— THE TASK —
In the data below, find every line that has the string "arrow", and copy it.

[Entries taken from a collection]
START
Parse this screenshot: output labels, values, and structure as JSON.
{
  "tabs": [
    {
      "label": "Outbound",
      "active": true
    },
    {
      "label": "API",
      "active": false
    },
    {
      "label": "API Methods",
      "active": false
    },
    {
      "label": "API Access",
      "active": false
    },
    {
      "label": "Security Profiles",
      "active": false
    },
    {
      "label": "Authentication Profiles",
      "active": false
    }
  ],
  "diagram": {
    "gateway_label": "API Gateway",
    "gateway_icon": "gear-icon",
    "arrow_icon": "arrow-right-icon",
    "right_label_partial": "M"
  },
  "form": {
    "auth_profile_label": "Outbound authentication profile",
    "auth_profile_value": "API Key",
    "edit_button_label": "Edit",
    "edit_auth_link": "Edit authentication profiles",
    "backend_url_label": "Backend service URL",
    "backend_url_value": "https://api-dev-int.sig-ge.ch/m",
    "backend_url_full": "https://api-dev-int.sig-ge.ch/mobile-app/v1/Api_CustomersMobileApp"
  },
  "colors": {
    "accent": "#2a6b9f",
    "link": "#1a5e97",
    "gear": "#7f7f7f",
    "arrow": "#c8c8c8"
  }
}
END
— REPLY —
    "arrow_icon": "arrow-right-icon",
    "arrow": "#c8c8c8"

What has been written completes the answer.